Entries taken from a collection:
######

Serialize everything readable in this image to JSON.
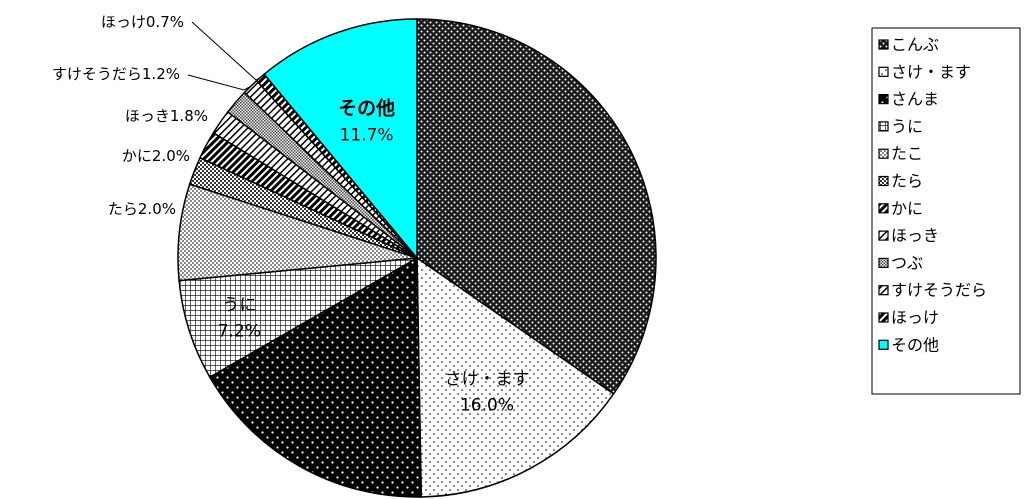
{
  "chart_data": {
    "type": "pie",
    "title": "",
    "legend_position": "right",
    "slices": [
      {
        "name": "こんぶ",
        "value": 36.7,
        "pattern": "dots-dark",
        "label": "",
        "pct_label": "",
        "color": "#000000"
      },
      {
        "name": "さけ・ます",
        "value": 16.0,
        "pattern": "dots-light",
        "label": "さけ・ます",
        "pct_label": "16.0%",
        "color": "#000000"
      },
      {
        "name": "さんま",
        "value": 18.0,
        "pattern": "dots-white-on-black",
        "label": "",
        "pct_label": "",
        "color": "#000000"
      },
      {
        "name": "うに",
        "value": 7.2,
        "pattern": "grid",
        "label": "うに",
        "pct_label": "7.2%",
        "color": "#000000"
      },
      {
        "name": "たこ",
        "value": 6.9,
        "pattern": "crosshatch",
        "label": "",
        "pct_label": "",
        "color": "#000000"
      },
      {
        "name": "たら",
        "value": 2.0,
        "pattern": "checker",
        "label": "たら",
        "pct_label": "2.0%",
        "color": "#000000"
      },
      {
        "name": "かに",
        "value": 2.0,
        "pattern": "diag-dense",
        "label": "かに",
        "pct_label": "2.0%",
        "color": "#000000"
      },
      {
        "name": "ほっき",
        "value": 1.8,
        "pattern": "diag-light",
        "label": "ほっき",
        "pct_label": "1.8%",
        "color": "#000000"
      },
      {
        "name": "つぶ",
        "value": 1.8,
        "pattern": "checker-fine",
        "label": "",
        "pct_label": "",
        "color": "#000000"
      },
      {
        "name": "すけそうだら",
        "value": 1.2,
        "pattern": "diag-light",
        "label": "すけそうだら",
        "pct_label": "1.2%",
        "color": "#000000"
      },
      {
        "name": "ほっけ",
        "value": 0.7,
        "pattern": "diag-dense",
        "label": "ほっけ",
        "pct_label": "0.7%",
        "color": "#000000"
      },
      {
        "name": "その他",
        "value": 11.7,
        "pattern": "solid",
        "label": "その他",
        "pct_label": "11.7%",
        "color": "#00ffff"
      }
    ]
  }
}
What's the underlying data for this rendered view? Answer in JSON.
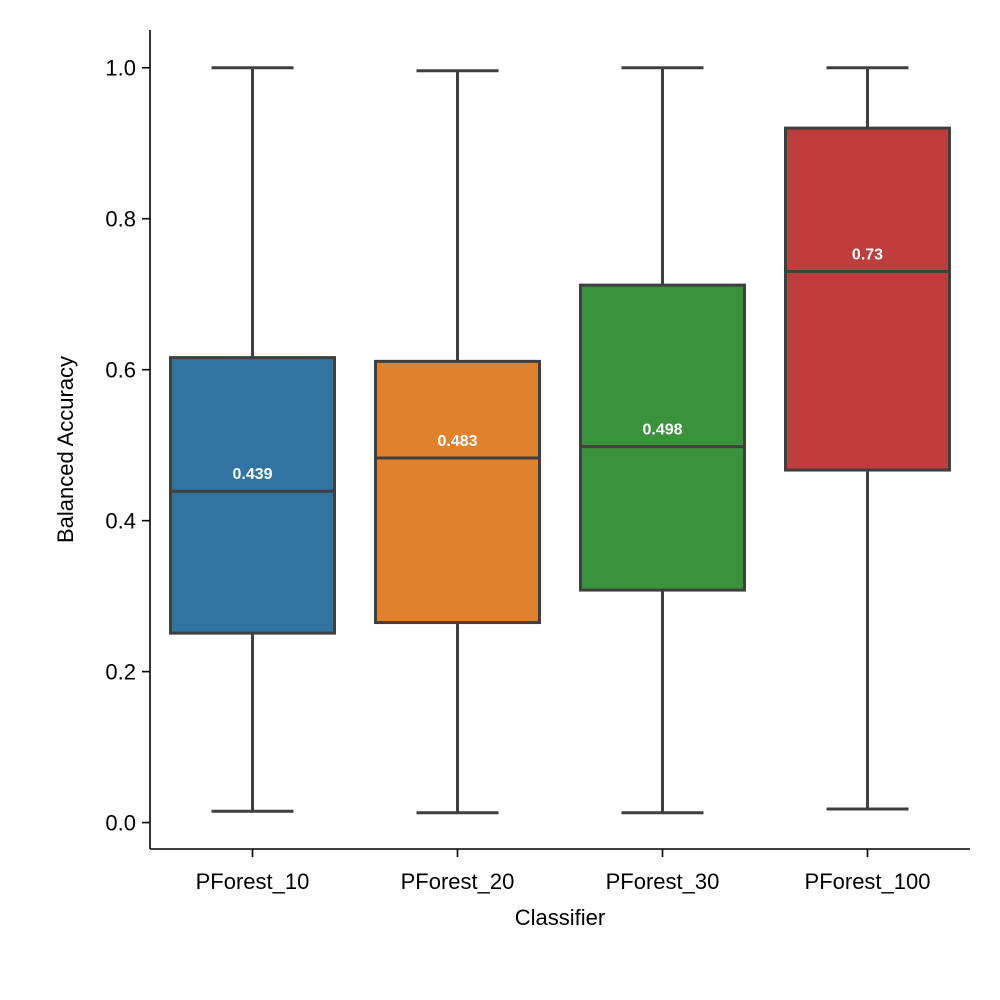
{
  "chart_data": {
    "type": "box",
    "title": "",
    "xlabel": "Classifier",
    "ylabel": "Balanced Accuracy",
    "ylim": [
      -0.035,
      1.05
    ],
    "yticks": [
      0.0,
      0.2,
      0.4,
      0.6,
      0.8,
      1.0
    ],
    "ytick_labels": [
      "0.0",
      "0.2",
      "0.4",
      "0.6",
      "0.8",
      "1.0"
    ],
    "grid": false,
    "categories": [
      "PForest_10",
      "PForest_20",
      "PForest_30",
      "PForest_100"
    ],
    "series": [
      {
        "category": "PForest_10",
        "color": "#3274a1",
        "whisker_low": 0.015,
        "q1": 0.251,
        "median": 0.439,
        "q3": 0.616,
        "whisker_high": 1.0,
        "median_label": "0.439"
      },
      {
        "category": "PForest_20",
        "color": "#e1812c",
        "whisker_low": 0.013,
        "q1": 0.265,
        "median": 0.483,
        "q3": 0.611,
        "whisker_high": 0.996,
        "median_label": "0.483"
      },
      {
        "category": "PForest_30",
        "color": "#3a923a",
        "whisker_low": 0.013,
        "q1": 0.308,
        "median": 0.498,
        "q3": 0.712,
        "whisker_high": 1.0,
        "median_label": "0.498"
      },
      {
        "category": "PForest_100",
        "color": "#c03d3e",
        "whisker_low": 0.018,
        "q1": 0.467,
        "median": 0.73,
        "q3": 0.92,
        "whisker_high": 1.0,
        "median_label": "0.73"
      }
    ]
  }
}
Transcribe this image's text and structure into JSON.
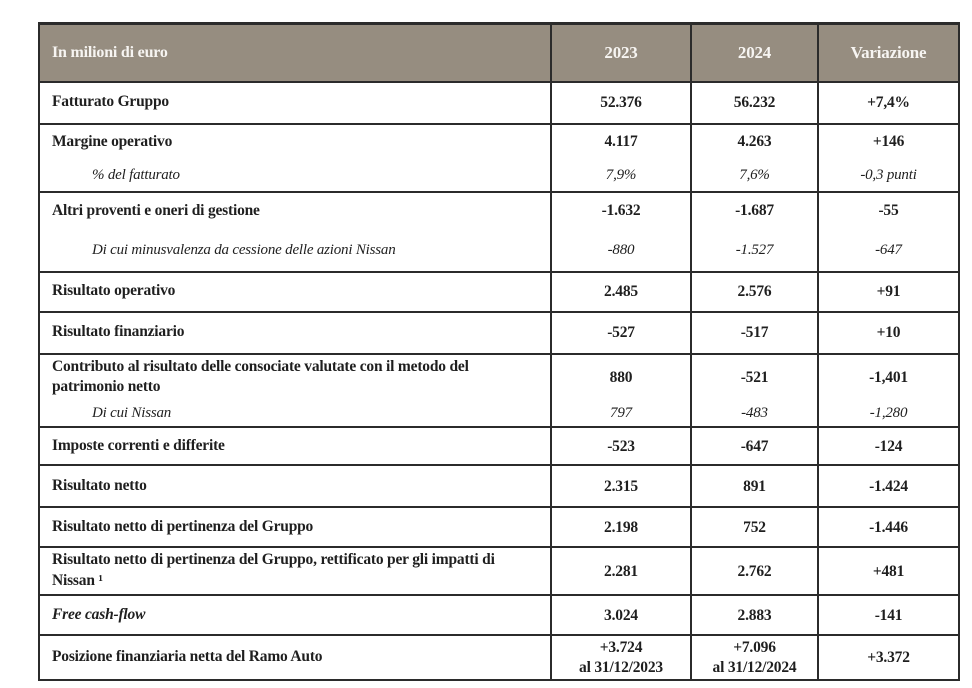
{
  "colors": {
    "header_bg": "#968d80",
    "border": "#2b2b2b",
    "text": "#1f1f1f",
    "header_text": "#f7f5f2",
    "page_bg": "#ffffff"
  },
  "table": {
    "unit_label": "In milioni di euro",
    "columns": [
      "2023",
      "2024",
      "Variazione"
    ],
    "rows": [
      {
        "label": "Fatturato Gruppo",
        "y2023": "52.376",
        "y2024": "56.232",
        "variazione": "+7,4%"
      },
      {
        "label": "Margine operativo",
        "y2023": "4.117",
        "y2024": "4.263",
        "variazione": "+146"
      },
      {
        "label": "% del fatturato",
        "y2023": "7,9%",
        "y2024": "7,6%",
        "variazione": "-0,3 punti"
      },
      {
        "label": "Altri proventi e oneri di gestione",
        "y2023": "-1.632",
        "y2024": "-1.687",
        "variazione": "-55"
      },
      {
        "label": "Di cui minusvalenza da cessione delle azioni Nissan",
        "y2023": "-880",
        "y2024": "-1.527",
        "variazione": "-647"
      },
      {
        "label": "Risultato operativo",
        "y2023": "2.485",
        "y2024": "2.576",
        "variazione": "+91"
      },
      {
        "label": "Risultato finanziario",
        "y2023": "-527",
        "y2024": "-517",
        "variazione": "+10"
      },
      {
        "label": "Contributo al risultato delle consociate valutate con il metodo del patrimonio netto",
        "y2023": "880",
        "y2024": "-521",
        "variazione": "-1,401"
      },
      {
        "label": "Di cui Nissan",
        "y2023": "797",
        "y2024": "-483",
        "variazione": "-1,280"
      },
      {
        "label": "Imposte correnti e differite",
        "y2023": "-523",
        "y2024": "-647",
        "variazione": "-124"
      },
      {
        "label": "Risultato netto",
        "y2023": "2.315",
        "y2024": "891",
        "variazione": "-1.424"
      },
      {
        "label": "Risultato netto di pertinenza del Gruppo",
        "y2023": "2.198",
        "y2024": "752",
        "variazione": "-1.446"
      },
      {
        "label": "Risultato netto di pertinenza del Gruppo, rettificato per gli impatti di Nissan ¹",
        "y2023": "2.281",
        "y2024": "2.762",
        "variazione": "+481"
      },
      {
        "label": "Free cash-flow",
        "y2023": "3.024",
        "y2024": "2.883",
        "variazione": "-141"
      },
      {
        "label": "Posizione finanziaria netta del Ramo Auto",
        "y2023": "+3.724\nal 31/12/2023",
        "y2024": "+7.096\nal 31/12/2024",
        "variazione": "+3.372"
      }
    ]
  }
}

######

§ WHAT IS EXPECTED: In the entries above, find lines with "Gruppo" and copy each.

§ RESPONSE TO THE EXERCISE:
        "label": "Fatturato Gruppo",
        "label": "Risultato netto di pertinenza del Gruppo",
        "label": "Risultato netto di pertinenza del Gruppo, rettificato per gli impatti di Nissan ¹",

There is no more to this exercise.